- **Material**
'''

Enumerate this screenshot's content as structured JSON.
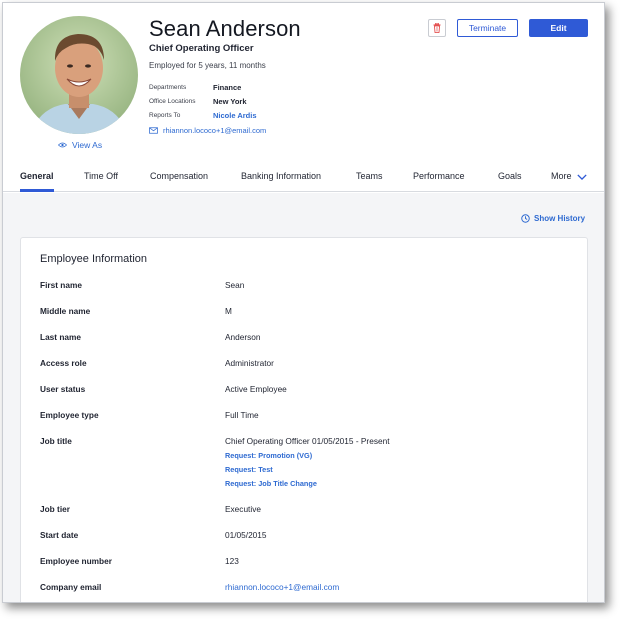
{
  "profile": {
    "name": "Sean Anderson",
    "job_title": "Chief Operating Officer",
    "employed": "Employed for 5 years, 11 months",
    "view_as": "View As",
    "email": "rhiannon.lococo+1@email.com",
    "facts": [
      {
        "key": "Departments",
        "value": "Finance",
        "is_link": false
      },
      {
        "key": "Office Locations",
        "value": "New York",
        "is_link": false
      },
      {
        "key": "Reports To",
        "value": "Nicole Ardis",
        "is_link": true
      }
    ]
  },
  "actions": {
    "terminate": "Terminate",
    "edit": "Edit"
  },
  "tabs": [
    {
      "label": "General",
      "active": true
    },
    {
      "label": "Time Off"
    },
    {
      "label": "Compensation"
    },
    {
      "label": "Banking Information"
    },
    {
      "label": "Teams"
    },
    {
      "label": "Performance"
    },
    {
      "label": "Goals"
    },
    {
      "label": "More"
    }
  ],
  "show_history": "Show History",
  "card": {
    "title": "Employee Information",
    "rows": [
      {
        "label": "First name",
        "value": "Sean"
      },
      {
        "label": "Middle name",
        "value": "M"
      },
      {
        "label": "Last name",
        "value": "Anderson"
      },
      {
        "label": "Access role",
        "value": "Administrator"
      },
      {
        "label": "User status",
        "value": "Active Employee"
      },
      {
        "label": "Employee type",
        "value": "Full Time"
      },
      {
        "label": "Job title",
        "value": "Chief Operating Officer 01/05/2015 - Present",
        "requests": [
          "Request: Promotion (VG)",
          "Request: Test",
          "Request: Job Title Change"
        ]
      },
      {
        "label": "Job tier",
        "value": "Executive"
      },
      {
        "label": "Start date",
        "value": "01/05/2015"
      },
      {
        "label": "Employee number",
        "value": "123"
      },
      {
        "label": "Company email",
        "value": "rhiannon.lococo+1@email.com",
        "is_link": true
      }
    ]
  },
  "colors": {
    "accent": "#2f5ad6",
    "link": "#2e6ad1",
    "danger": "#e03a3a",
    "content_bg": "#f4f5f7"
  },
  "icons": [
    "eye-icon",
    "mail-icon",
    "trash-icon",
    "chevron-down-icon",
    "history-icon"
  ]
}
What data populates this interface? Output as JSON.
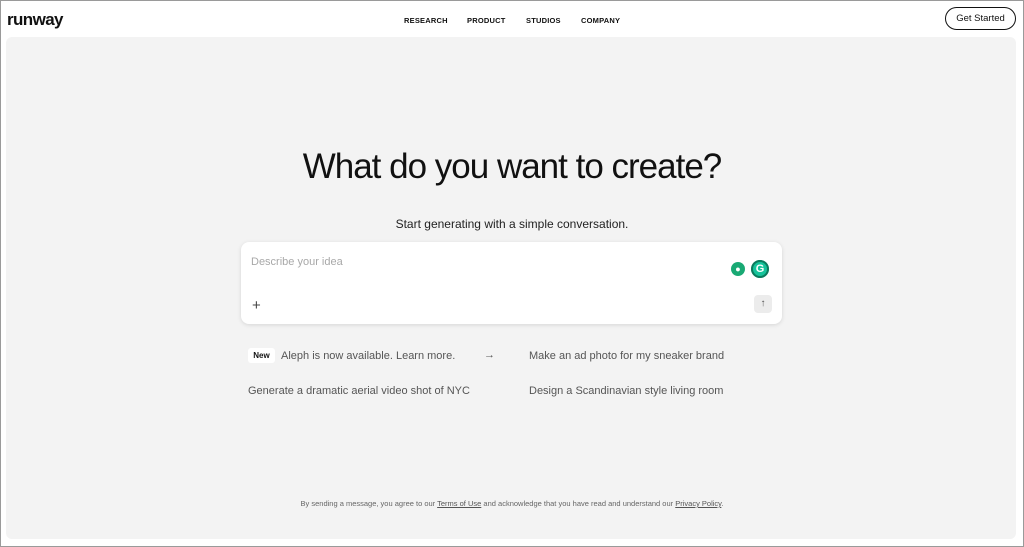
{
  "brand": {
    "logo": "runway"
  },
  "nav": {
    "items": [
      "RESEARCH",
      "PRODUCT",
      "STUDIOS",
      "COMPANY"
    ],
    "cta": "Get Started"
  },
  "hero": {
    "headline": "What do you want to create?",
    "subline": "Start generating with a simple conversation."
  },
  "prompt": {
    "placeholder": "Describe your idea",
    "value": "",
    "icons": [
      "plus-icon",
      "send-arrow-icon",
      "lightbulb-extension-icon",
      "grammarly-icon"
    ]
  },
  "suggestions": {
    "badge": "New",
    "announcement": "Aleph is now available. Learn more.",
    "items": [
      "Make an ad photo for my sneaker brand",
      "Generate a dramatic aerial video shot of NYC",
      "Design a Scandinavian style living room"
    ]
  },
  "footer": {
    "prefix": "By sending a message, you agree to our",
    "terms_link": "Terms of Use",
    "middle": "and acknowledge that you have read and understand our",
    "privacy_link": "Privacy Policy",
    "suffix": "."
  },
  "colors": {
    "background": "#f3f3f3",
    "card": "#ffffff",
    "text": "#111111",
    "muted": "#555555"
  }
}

'''

- **What is asked**
Filter the records for lines holding the string "lococo". Copy each one.

- **Result of this exercise**
    "email": "rhiannon.lococo+1@email.com",
        "value": "rhiannon.lococo+1@email.com",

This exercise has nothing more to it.